*THE EXERCISE*.
In the entries below, identify every line with the string "sobre" and copy it.

*WORKING DATA*.

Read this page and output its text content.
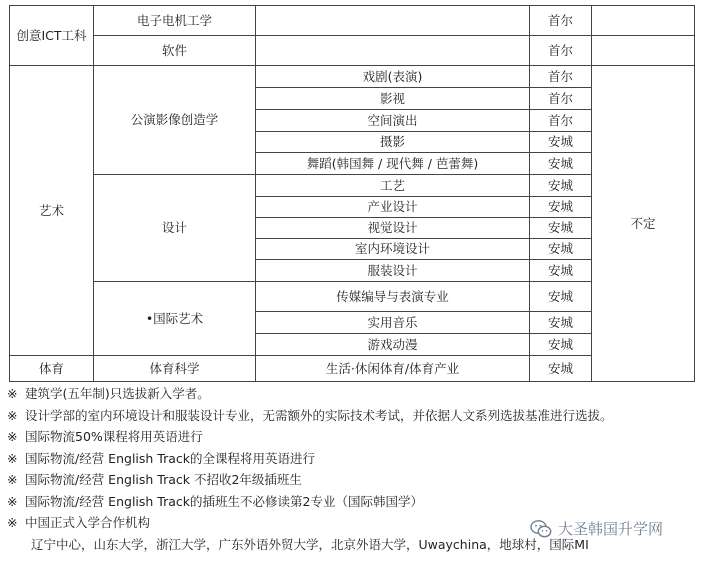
创意ICT工科	电子电机工学		首尔	
	软件		首尔	
艺术	公演影像创造学	戏剧(表演)	首尔	不定
		影视	首尔	
		空间演出	首尔	
		摄影	安城	
		舞蹈(韩国舞 / 现代舞 / 芭蕾舞)	安城	
	设计	工艺	安城	
		产业设计	安城	
		视觉设计	安城	
		室内环境设计	安城	
		服装设计	安城	
	•国际艺术	传媒编导与表演专业	安城	
		实用音乐	安城	
		游戏动漫	安城	
体育	体育科学	生活·休闲体育/体育产业	安城	
※ 建筑学(五年制)只选拔新入学者。
※ 设计学部的室内环境设计和服装设计专业，无需额外的实际技术考试，并依据人文系列选拔基准进行选拔。
※ 国际物流50%课程将用英语进行
※ 国际物流/经营 English Track的全课程将用英语进行
※ 国际物流/经营 English Track 不招收2年级插班生
※ 国际物流/经营 English Track的插班生不必修读第2专业（国际韩国学）
※ 中国正式入学合作机构
辽宁中心，山东大学，浙江大学，广东外语外贸大学，北京外语大学，Uwaychina，地球村，国际MI
大圣韩国升学网
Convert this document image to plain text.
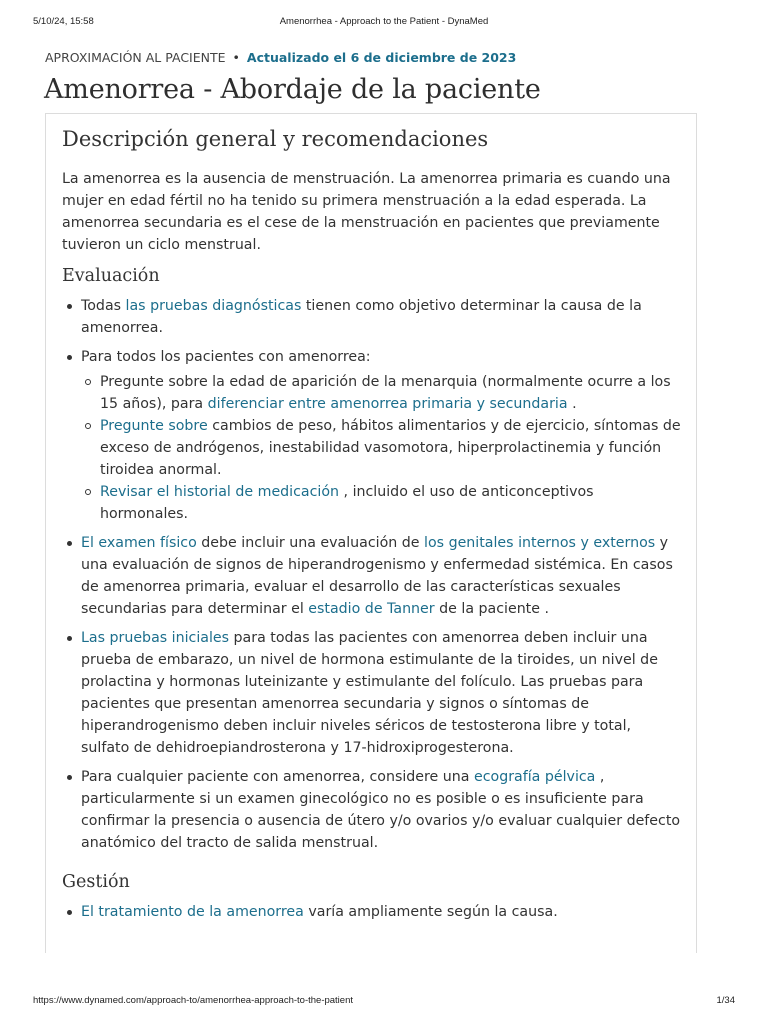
5/10/24, 15:58	Amenorrhea - Approach to the Patient - DynaMed
APROXIMACIÓN AL PACIENTE • Actualizado el 6 de diciembre de 2023
Amenorrea - Abordaje de la paciente
Descripción general y recomendaciones

La amenorrea es la ausencia de menstruación. La amenorrea primaria es cuando una mujer en edad fértil no ha tenido su primera menstruación a la edad esperada. La amenorrea secundaria es el cese de la menstruación en pacientes que previamente tuvieron un ciclo menstrual.

Evaluación
Todas las pruebas diagnósticas tienen como objetivo determinar la causa de la amenorrea.
Para todos los pacientes con amenorrea:
Pregunte sobre la edad de aparición de la menarquia (normalmente ocurre a los 15 años), para diferenciar entre amenorrea primaria y secundaria .
Pregunte sobre cambios de peso, hábitos alimentarios y de ejercicio, síntomas de exceso de andrógenos, inestabilidad vasomotora, hiperprolactinemia y función tiroidea anormal.
Revisar el historial de medicación , incluido el uso de anticonceptivos hormonales.
El examen físico debe incluir una evaluación de los genitales internos y externos y una evaluación de signos de hiperandrogenismo y enfermedad sistémica. En casos de amenorrea primaria, evaluar el desarrollo de las características sexuales secundarias para determinar el estadio de Tanner de la paciente .
Las pruebas iniciales para todas las pacientes con amenorrea deben incluir una prueba de embarazo, un nivel de hormona estimulante de la tiroides, un nivel de prolactina y hormonas luteinizante y estimulante del folículo. Las pruebas para pacientes que presentan amenorrea secundaria y signos o síntomas de hiperandrogenismo deben incluir niveles séricos de testosterona libre y total, sulfato de dehidroepiandrosterona y 17-hidroxiprogesterona.
Para cualquier paciente con amenorrea, considere una ecografía pélvica , particularmente si un examen ginecológico no es posible o es insuficiente para confirmar la presencia o ausencia de útero y/o ovarios y/o evaluar cualquier defecto anatómico del tracto de salida menstrual.
Gestión
El tratamiento de la amenorrea varía ampliamente según la causa.
https://www.dynamed.com/approach-to/amenorrhea-approach-to-the-patient	1/34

*THE OUTPUT*.
Pregunte sobre la edad de aparición de la menarquia (normalmente ocurre a los 15 años), para diferenciar entre amenorrea primaria y secundaria .
Pregunte sobre cambios de peso, hábitos alimentarios y de ejercicio, síntomas de exceso de andrógenos, inestabilidad vasomotora, hiperprolactinemia y función tiroidea anormal.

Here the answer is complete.